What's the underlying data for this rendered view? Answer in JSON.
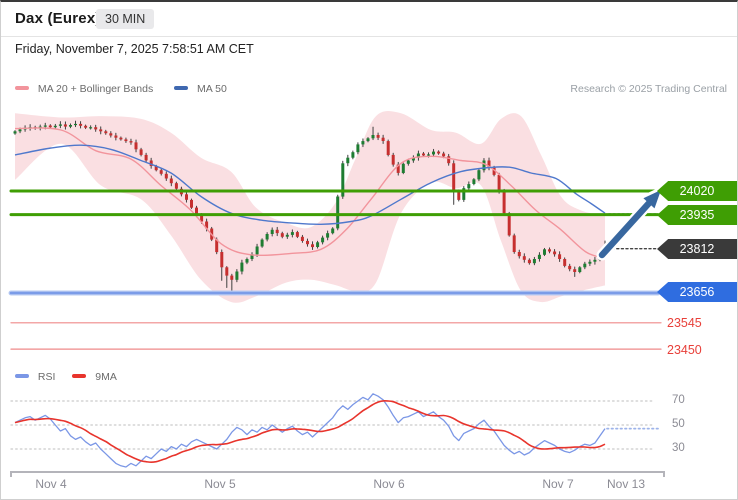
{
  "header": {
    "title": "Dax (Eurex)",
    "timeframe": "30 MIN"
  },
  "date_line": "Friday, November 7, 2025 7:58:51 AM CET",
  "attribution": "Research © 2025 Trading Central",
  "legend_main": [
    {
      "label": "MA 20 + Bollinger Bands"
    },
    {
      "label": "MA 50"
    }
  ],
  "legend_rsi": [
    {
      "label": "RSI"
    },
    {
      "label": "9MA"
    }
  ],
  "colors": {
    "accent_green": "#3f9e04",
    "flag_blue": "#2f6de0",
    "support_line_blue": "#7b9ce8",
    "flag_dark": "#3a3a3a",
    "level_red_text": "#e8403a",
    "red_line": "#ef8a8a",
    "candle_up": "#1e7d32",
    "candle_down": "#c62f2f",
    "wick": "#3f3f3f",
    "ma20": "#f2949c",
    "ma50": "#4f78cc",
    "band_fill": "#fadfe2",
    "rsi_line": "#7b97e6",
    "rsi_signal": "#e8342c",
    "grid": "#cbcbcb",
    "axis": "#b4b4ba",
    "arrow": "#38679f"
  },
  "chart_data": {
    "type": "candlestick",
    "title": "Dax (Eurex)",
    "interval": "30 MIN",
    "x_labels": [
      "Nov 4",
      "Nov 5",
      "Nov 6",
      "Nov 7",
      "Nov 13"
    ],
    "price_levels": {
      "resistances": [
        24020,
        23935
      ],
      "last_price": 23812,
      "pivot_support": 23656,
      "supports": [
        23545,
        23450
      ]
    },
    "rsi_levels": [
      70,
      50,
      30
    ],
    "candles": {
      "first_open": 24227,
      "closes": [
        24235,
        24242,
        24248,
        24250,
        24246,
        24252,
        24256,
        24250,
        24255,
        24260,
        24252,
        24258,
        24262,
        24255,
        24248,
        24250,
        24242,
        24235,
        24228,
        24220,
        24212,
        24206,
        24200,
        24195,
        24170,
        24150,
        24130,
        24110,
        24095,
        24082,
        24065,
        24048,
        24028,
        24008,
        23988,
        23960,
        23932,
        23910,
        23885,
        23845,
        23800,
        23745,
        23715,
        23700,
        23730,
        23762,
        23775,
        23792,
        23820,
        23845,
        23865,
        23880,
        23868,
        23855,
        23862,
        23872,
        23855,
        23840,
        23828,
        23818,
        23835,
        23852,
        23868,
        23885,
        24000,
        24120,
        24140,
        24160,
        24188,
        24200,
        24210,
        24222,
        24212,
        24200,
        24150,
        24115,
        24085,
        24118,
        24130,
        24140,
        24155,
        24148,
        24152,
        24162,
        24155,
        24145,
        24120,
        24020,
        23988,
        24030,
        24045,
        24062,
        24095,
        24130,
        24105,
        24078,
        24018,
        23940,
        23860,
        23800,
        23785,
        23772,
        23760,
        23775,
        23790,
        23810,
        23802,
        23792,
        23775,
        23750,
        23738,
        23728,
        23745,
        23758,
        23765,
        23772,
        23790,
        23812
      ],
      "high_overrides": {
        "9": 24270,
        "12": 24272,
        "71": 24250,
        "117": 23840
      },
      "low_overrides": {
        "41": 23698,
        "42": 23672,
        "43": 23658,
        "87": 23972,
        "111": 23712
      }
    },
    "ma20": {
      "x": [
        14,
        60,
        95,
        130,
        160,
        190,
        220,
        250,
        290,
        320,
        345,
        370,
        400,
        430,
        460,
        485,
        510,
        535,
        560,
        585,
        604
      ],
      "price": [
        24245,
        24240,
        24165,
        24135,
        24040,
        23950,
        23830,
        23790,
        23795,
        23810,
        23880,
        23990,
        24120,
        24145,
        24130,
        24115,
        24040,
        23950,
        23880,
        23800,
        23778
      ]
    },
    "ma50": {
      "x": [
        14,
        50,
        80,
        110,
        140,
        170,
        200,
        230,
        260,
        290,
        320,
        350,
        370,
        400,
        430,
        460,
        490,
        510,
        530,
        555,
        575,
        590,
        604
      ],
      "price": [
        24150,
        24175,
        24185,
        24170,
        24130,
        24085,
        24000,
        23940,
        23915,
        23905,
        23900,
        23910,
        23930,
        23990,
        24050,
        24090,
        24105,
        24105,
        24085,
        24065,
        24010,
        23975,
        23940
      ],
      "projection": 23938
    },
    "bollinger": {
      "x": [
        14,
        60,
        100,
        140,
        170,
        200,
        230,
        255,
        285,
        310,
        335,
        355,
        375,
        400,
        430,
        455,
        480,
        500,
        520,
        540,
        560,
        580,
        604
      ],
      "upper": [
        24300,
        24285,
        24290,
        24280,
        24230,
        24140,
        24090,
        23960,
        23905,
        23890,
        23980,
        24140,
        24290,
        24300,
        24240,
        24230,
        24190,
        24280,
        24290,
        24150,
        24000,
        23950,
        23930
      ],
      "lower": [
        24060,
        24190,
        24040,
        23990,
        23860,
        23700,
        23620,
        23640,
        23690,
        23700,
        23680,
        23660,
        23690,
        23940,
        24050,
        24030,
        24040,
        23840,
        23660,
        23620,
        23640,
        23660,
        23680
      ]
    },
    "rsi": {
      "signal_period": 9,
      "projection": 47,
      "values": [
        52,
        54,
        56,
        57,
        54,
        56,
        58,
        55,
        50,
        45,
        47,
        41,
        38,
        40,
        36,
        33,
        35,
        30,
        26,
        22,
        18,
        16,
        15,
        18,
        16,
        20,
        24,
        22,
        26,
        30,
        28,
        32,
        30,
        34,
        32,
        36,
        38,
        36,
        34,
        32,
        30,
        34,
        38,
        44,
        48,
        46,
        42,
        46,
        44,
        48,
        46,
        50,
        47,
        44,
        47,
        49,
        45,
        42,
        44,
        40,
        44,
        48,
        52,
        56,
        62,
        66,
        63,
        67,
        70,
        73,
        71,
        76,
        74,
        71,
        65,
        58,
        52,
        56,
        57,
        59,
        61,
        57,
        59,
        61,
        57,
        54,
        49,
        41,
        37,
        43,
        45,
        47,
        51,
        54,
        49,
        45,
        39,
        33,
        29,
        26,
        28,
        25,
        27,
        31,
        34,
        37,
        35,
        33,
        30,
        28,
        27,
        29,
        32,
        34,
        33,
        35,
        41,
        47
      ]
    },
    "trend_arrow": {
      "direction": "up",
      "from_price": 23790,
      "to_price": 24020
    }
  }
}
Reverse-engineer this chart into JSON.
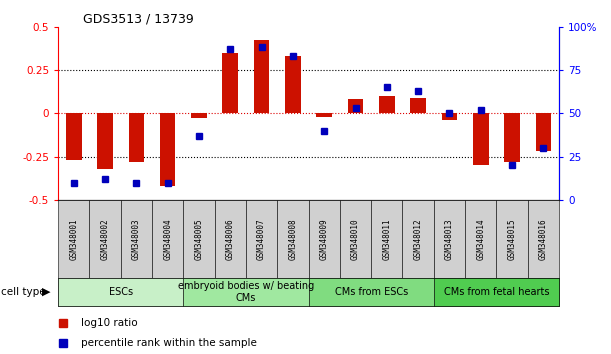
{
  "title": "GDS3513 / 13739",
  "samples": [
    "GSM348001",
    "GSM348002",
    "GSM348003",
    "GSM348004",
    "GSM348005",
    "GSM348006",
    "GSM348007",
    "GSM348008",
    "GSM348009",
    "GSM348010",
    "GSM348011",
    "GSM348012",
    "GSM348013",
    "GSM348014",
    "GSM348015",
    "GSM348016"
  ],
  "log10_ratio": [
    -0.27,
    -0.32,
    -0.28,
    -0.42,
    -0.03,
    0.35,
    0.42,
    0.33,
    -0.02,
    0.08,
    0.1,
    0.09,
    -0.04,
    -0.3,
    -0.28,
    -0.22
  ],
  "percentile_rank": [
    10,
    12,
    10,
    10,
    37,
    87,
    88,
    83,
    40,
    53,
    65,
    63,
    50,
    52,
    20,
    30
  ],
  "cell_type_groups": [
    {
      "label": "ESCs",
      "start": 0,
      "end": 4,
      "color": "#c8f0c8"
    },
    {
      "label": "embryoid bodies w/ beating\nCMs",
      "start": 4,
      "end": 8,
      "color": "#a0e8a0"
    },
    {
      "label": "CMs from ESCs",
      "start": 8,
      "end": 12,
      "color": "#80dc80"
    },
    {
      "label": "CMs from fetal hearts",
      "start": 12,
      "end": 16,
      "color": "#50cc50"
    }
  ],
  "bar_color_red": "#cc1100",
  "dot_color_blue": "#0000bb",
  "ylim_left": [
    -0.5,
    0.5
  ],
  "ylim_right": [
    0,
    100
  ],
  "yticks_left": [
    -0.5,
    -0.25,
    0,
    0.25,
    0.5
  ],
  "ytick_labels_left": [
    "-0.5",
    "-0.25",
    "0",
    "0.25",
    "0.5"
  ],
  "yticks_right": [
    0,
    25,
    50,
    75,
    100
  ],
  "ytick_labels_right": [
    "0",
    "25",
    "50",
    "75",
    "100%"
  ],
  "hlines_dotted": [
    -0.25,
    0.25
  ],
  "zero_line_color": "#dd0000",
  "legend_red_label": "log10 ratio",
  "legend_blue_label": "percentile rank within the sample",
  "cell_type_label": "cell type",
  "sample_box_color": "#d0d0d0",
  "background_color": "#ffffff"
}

## Problem to work on
Lines that hold the word "JSON" are the ones to return, every one of them.

## Written solution
What's the underlying data for this rendered view? Answer in JSON.
Reverse-engineer this chart into JSON.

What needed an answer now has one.